Copy every row below word for word, leaving out the pictures.
***** Recorded data
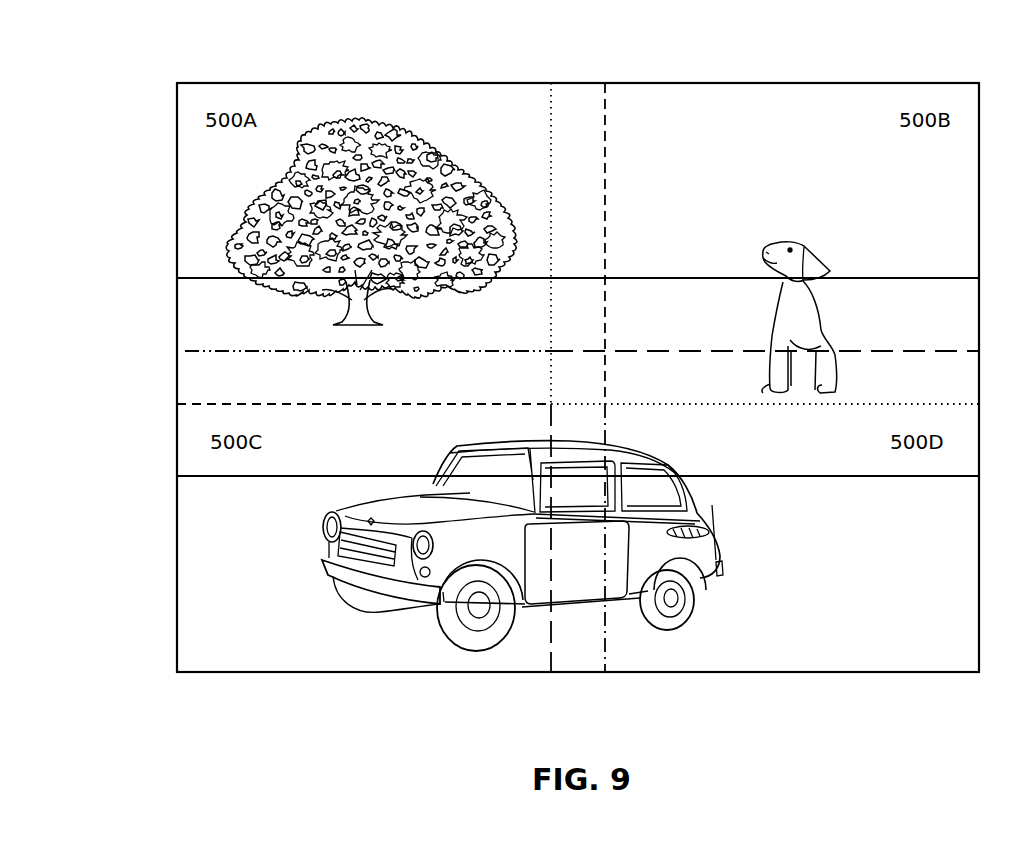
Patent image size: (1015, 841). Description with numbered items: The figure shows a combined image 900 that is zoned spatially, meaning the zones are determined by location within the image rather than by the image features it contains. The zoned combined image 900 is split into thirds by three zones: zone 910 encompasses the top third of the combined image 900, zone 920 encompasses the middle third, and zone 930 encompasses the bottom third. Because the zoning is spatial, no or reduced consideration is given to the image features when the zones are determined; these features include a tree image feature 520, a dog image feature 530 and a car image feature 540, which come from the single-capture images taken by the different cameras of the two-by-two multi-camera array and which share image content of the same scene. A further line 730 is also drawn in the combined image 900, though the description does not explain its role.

The combined image 900 is at (71, 20).
The zone 910 is at (177, 158).
The zone 920 is at (177, 372).
The zone 930 is at (177, 573).
The partition lines 730 is at (742, 377).
The tree image feature 520 is at (260, 193).
The dog image feature 530 is at (826, 302).
The car image feature 540 is at (720, 540).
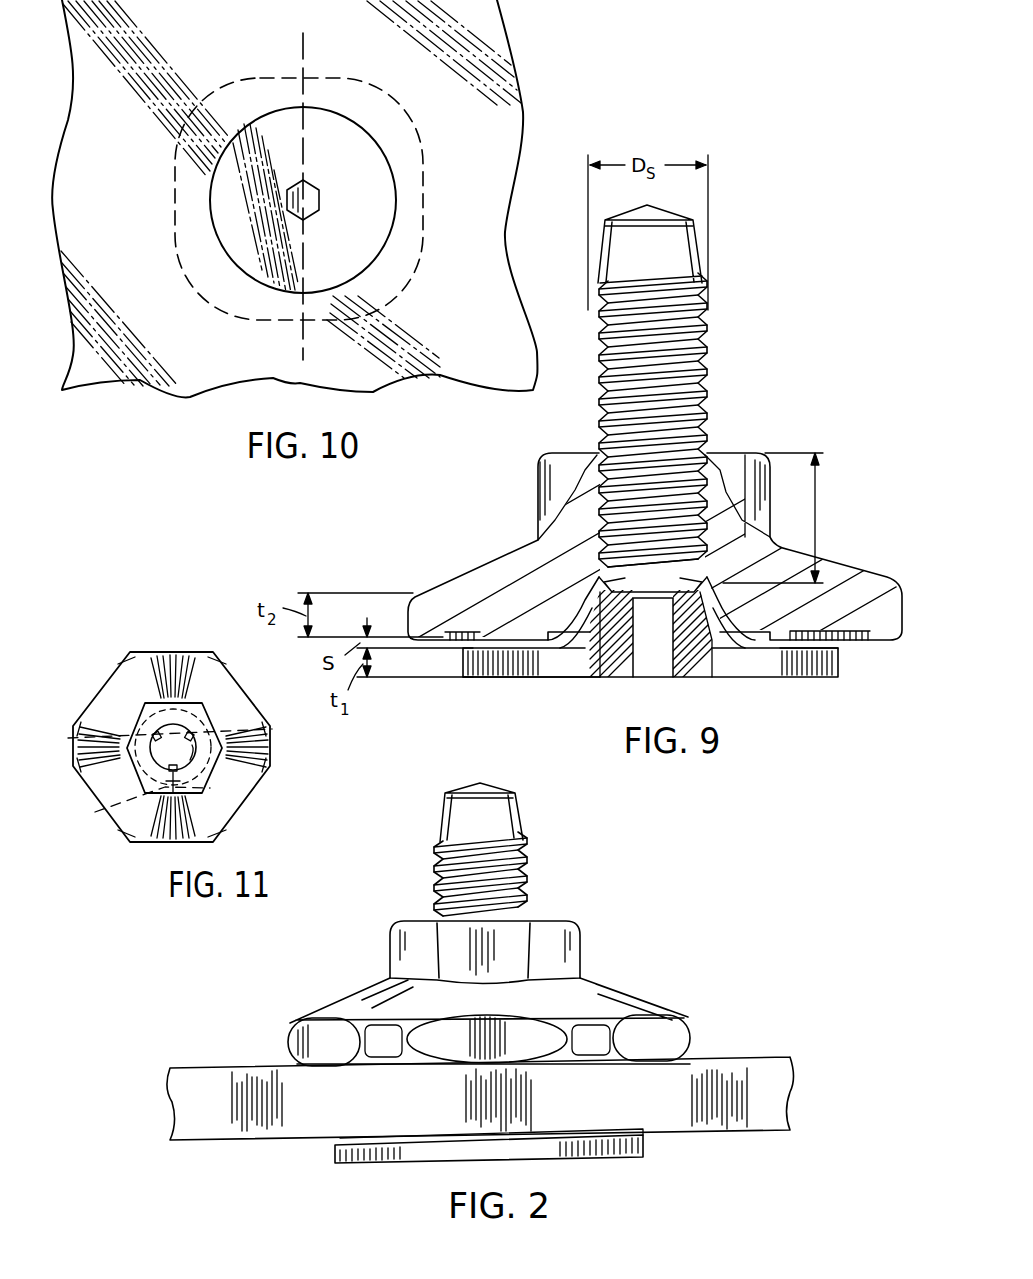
**********
#### Solution to this exercise:
Patent image size: (1015, 841). Description with numbered items: The figure shows a combined image 900 that is zoned spatially, meaning the zones are determined by location within the image rather than by the image features it contains. The zoned combined image 900 is split into thirds by three zones: zone 910 encompasses the top third of the combined image 900, zone 920 encompasses the middle third, and zone 930 encompasses the bottom third. Because the zoning is spatial, no or reduced consideration is given to the image features when the zones are determined; these features include a tree image feature 520, a dog image feature 530 and a car image feature 540, which come from the single-capture images taken by the different cameras of the two-by-two multi-camera array and which share image content of the same scene. A further line 730 is also drawn in the combined image 900, though the description does not explain its role.

The combined image 900 is at (71, 20).
The zone 910 is at (177, 158).
The zone 920 is at (177, 372).
The zone 930 is at (177, 573).
The partition lines 730 is at (742, 377).
The tree image feature 520 is at (260, 193).
The dog image feature 530 is at (826, 302).
The car image feature 540 is at (720, 540).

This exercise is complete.